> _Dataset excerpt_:
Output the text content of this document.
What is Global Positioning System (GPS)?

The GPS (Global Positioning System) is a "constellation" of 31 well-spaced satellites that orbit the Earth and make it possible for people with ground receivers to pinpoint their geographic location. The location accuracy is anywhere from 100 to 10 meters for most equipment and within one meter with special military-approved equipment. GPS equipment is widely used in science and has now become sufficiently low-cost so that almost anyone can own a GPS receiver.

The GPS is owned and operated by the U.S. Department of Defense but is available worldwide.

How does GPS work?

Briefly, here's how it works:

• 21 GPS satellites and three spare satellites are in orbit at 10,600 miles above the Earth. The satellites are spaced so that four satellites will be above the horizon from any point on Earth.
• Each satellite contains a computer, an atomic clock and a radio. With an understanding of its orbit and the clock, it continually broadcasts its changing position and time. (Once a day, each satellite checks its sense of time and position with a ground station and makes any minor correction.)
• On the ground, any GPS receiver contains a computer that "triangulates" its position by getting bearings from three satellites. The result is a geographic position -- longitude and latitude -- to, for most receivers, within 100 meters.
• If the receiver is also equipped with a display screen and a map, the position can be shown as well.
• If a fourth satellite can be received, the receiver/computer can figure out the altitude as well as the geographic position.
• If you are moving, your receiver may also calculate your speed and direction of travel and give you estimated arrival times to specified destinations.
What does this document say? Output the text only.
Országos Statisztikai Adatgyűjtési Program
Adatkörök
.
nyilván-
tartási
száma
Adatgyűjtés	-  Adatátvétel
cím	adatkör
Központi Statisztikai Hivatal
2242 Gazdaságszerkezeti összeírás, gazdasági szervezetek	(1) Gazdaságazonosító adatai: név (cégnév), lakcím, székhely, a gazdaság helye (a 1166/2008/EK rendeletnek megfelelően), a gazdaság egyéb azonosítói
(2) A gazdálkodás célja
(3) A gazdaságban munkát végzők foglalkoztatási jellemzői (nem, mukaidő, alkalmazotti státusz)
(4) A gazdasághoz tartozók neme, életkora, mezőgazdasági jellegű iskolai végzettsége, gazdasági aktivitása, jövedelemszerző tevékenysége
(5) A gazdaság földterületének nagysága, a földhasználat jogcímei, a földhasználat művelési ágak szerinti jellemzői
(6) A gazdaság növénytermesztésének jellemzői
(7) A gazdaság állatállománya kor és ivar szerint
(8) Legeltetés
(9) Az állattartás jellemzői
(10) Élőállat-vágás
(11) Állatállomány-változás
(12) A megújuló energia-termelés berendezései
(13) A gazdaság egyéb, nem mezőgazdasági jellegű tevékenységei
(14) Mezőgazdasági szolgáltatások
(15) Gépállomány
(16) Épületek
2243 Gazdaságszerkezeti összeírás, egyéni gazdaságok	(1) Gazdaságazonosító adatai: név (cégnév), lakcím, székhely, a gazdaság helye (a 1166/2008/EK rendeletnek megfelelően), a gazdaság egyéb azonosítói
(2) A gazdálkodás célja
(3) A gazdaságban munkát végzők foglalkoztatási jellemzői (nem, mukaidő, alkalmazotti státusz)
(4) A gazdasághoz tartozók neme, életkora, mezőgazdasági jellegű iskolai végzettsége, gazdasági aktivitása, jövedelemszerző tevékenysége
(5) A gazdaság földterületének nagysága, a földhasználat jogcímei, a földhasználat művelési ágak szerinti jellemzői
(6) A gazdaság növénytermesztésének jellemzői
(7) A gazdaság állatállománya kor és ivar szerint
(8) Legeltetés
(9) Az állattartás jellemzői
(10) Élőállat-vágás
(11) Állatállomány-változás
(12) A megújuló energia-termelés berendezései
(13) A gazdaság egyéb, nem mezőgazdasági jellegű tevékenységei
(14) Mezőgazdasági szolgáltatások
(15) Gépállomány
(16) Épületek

> _Objective_: Extract each line of the listing above, copying it word for word.

> _Answer in full_:
Output the text content of this document.
What is Global Positioning System (GPS)?

The GPS (Global Positioning System) is a "constellation" of 31 well-spaced satellites that orbit the Earth and make it possible for people with ground receivers to pinpoint their geographic location. The location accuracy is anywhere from 100 to 10 meters for most equipment and within one meter with special military-approved equipment. GPS equipment is widely used in science and has now become sufficiently low-cost so that almost anyone can own a GPS receiver.

The GPS is owned and operated by the U.S. Department of Defense but is available worldwide.

How does GPS work?

Briefly, here's how it works:

• 21 GPS satellites and three spare satellites are in orbit at 10,600 miles above the Earth. The satellites are spaced so that four satellites will be above the horizon from any point on Earth.
• Each satellite contains a computer, an atomic clock and a radio. With an understanding of its orbit and the clock, it continually broadcasts its changing position and time. (Once a day, each satellite checks its sense of time and position with a ground station and makes any minor correction.)
• On the ground, any GPS receiver contains a computer that "triangulates" its position by getting bearings from three satellites. The result is a geographic position -- longitude and latitude -- to, for most receivers, within 100 meters.
• If the receiver is also equipped with a display screen and a map, the position can be shown as well.
• If a fourth satellite can be received, the receiver/computer can figure out the altitude as well as the geographic position.
• If you are moving, your receiver may also calculate your speed and direction of travel and give you estimated arrival times to specified destinations.
What does this document say? Output the text only.
Országos Statisztikai Adatgyűjtési Program
Adatkörök
.
nyilván-
tartási
száma
Adatgyűjtés	-  Adatátvétel
cím	adatkör
Központi Statisztikai Hivatal
2242 Gazdaságszerkezeti összeírás, gazdasági szervezetek	(1) Gazdaságazonosító adatai: név (cégnév), lakcím, székhely, a gazdaság helye (a 1166/2008/EK rendeletnek megfelelően), a gazdaság egyéb azonosítói
(2) A gazdálkodás célja
(3) A gazdaságban munkát végzők foglalkoztatási jellemzői (nem, mukaidő, alkalmazotti státusz)
(4) A gazdasághoz tartozók neme, életkora, mezőgazdasági jellegű iskolai végzettsége, gazdasági aktivitása, jövedelemszerző tevékenysége
(5) A gazdaság földterületének nagysága, a földhasználat jogcímei, a földhasználat művelési ágak szerinti jellemzői
(6) A gazdaság növénytermesztésének jellemzői
(7) A gazdaság állatállománya kor és ivar szerint
(8) Legeltetés
(9) Az állattartás jellemzői
(10) Élőállat-vágás
(11) Állatállomány-változás
(12) A megújuló energia-termelés berendezései
(13) A gazdaság egyéb, nem mezőgazdasági jellegű tevékenységei
(14) Mezőgazdasági szolgáltatások
(15) Gépállomány
(16) Épületek
2243 Gazdaságszerkezeti összeírás, egyéni gazdaságok	(1) Gazdaságazonosító adatai: név (cégnév), lakcím, székhely, a gazdaság helye (a 1166/2008/EK rendeletnek megfelelően), a gazdaság egyéb azonosítói
(2) A gazdálkodás célja
(3) A gazdaságban munkát végzők foglalkoztatási jellemzői (nem, mukaidő, alkalmazotti státusz)
(4) A gazdasághoz tartozók neme, életkora, mezőgazdasági jellegű iskolai végzettsége, gazdasági aktivitása, jövedelemszerző tevékenysége
(5) A gazdaság földterületének nagysága, a földhasználat jogcímei, a földhasználat művelési ágak szerinti jellemzői
(6) A gazdaság növénytermesztésének jellemzői
(7) A gazdaság állatállománya kor és ivar szerint
(8) Legeltetés
(9) Az állattartás jellemzői
(10) Élőállat-vágás
(11) Állatállomány-változás
(12) A megújuló energia-termelés berendezései
(13) A gazdaság egyéb, nem mezőgazdasági jellegű tevékenységei
(14) Mezőgazdasági szolgáltatások
(15) Gépállomány
(16) Épületek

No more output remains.